— start of STORED RECORDS —
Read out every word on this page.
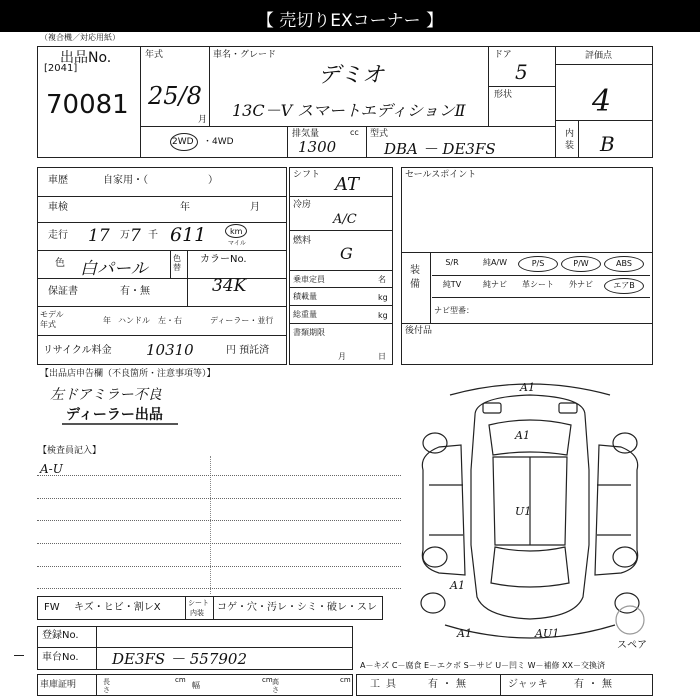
【 売切りEXコーナー 】
（複合機／対応用紙）
出品No.
[2041]
70081
年式
25/8
月
車名・グレード
デミオ
13C－V スマートエディションⅡ
ドア
5
形状
評価点
4
内装 B
2WD ・4WD
排気量	cc
1300
型式
DBA － DE3FS
車歴	自家用・（　　　　　　）
車検	年	月
走行 17 万 7 千 611	km
マイル
色 白パール
色替
カラーNo.
34K
保証書	有・無
モデル
年式	年 ハンドル　左・右	ディーラー・並行
リサイクル料金 10310	円 預託済
シフト AT
冷房
A/C
燃料
G
乗車定員	名
積載量	kg
総重量	kg
書類期限
月	日
セールスポイント
装備
S/R	純A/W	P/S	P/W	ABS
純TV	純ナビ	革シート	外ナビ	エアB
ナビ型番：
後付品
【出品店申告欄（不良箇所・注意事項等）】
左ドアミラー不良
ディーラー出品
【検査員記入】
A-U
FW キズ・ヒビ・割レX	シート
内装 コゲ・穴・汚レ・シミ・破レ・スレ
登録No.
車台No. DE3FS － 557902
車庫証明	長さ
cm
幅
cm 高さ
cm
A－キズ C－腐食 E－エクボ S－サビ U－凹ミ W－補修 XX－交換済
工具	有・無	ジャッキ	有・無
A1
A1
U1
A1
A1	AU1
スペア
— end of STORED RECORDS —
PROBLEM DESCRIPTION -
Every line above should be returned exactly; the pictures stay out.

OUTPUT FOR THIS EXERCISE -
Read out every word on this page.
【 売切りEXコーナー 】
（複合機／対応用紙）
出品No.
[2041]
70081
年式
25/8
月
車名・グレード
デミオ
13C－V スマートエディションⅡ
ドア
5
形状
評価点
4
内装 B
2WD ・4WD
排気量	cc
1300
型式
DBA － DE3FS
車歴	自家用・（　　　　　　）
車検	年	月
走行 17 万 7 千 611	km
マイル
色 白パール
色替
カラーNo.
34K
保証書	有・無
モデル
年式	年 ハンドル　左・右	ディーラー・並行
リサイクル料金 10310	円 預託済
シフト AT
冷房
A/C
燃料
G
乗車定員	名
積載量	kg
総重量	kg
書類期限
月	日
セールスポイント
装備
S/R	純A/W	P/S	P/W	ABS
純TV	純ナビ	革シート	外ナビ	エアB
ナビ型番：
後付品
【出品店申告欄（不良箇所・注意事項等）】
左ドアミラー不良
ディーラー出品
【検査員記入】
A-U
FW キズ・ヒビ・割レX	シート
内装 コゲ・穴・汚レ・シミ・破レ・スレ
登録No.
車台No. DE3FS － 557902
車庫証明	長さ
cm
幅
cm 高さ
cm
A－キズ C－腐食 E－エクボ S－サビ U－凹ミ W－補修 XX－交換済
工具	有・無	ジャッキ	有・無
A1
A1
U1
A1
A1	AU1
スペア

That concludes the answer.